*REQUIRED ACTION:*
Reproduce word for word the part of the invitation tutorial text that begins at the words "Step 3: Build" and stops after "example from Noggin.".

*EXTRACT:*

◇ ◇ ◇ ◇ ◇ ◇ ◇

Anyways, let's see the API in action...

{"link":"http://localhost:3000/accept-invitation?email=wahab.shaikh%40somaiya.edu&invitationToken=eyJhbGciOiJIUzI1NiIsInR5cCI6IkpXVCJ9.eyJ0eXBlIjoiQkVUQV9JTlZJVEUiLCJ1c2VyRW1haWwiOiJ3YWhhYi5zaGFpa2hAc29tYWl5YS5lZHUiLCJpYXQiOjE2Mjk5MDEzMDIsImV4cCI6MTYzMDUwNjEwMn0.YEjM14UaSBEtbKH9HHI1M8Rht8GpmX8p_9sq976VlZ0"}

Step 3: Build the Accept Invitation Page

Once the user clicks on the invitation link, it should take them to a page where they accept your invitation and log in to the application to start using it. It's generally a good practice to create a separate page for this purpose instead of using the default sign-up page for a better onboarding process. Here's an example from Noggin.

Untitled.png

So, let's create an accept-invite page by creating a file of the same name inside the pages directory.

◇ ◇ ◇ ◇ ◇ ◇ ◇

*GIVEN DATA:*

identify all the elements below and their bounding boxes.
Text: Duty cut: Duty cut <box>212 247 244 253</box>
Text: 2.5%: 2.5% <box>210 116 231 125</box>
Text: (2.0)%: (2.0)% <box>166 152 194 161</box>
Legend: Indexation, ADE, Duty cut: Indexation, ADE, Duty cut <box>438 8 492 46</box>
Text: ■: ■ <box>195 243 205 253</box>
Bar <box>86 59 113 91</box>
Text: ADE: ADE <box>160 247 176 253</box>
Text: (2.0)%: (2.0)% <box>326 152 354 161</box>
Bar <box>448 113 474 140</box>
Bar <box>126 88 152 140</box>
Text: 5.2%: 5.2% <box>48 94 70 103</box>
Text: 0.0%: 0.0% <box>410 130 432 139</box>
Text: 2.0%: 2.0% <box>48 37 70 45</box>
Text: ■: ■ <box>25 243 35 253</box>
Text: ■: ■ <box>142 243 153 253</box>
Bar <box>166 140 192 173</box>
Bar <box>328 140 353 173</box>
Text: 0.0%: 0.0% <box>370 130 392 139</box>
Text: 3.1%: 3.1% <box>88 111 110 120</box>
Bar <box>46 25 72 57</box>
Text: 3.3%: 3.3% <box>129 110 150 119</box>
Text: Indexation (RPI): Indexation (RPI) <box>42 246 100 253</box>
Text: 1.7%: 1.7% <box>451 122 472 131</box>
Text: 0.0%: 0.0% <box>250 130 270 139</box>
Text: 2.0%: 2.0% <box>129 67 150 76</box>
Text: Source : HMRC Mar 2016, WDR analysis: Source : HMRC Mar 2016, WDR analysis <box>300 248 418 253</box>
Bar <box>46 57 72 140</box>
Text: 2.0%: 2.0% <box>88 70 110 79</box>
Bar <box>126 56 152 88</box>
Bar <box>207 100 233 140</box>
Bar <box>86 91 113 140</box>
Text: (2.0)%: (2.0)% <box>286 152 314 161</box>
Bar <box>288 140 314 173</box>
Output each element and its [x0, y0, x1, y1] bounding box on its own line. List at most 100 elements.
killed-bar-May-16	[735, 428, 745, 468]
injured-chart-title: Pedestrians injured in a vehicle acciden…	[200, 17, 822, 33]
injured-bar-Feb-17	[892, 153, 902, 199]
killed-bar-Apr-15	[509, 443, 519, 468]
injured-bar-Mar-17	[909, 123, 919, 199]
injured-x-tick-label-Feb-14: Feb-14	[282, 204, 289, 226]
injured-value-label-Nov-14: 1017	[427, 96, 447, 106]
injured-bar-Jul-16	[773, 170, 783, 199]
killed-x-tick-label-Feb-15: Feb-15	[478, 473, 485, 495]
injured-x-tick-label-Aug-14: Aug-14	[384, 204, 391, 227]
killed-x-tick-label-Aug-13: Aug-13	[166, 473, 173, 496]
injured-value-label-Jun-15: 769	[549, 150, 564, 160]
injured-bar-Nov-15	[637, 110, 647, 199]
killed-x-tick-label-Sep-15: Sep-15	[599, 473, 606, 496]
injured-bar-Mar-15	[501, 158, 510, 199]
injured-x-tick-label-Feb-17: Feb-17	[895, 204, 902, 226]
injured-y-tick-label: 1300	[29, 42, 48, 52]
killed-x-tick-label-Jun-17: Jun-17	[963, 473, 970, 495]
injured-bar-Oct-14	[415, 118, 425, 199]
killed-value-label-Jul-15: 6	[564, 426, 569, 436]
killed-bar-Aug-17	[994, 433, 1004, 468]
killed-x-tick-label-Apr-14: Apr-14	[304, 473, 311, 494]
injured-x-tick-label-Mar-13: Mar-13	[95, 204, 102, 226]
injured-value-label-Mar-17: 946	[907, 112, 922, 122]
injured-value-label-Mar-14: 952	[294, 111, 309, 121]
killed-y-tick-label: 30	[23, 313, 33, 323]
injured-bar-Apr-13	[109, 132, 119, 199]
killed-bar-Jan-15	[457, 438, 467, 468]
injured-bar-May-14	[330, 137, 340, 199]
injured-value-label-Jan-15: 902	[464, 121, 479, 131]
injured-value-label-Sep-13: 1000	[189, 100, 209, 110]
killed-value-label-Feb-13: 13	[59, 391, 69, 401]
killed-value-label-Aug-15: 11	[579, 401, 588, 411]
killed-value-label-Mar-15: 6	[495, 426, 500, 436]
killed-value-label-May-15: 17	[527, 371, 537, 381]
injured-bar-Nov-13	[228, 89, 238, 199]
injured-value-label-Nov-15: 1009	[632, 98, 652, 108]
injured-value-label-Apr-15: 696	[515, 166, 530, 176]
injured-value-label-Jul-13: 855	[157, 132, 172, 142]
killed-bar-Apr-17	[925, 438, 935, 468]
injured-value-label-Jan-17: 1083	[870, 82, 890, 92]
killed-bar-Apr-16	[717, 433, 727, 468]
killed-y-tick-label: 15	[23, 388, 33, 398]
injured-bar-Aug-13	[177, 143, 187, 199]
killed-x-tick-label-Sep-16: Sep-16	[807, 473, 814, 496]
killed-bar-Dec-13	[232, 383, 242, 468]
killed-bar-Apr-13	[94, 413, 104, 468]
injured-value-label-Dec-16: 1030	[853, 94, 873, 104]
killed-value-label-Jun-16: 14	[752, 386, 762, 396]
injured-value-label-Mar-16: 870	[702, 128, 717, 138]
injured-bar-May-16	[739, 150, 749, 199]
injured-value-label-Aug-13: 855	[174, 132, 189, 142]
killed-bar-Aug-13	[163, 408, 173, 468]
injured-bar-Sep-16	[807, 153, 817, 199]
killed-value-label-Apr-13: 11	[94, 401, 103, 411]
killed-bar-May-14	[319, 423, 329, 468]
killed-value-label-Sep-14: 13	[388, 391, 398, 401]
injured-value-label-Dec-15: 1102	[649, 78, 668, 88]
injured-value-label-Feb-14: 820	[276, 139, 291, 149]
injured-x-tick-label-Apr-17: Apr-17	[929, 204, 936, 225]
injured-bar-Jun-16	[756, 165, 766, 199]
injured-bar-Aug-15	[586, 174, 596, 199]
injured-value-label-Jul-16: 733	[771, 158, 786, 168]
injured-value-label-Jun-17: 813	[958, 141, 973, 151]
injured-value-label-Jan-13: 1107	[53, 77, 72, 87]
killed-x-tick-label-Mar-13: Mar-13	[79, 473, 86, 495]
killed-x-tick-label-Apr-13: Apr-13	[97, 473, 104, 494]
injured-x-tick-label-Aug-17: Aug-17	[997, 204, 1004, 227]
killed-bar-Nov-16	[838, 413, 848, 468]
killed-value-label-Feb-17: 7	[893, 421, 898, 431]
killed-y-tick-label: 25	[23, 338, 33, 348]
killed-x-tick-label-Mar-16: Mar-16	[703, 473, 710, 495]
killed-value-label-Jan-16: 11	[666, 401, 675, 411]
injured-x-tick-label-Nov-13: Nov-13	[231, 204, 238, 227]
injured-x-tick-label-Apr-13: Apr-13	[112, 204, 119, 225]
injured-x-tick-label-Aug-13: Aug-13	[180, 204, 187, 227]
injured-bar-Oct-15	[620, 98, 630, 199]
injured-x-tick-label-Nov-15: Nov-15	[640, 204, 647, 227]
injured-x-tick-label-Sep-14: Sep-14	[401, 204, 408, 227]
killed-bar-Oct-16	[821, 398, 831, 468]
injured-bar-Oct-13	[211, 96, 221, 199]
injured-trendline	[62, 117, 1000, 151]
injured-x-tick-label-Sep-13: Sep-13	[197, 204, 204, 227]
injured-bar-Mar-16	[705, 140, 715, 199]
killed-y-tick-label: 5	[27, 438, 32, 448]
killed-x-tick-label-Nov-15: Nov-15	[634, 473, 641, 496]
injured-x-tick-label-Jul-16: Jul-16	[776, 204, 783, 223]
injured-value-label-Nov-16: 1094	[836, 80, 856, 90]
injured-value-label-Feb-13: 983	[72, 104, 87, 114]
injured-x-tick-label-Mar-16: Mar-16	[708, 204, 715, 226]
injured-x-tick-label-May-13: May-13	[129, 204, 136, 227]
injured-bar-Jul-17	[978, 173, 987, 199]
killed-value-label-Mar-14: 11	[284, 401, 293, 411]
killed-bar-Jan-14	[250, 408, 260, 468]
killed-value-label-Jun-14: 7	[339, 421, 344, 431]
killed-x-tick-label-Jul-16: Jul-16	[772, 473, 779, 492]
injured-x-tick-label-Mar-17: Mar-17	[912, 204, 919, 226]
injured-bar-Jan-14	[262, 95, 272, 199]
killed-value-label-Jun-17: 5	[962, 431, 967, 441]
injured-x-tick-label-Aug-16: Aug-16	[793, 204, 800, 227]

◇ ◇ ◇ ◇ ◇ ◇ ◇

*SOLUTION:*
Step 3: Build the Accept Invitation Page

Once the user clicks on the invitation link, it should take them to a page where they accept your invitation and log in to the application to start using it. It's generally a good practice to create a separate page for this purpose instead of using the default sign-up page for a better onboarding process. Here's an example from Noggin.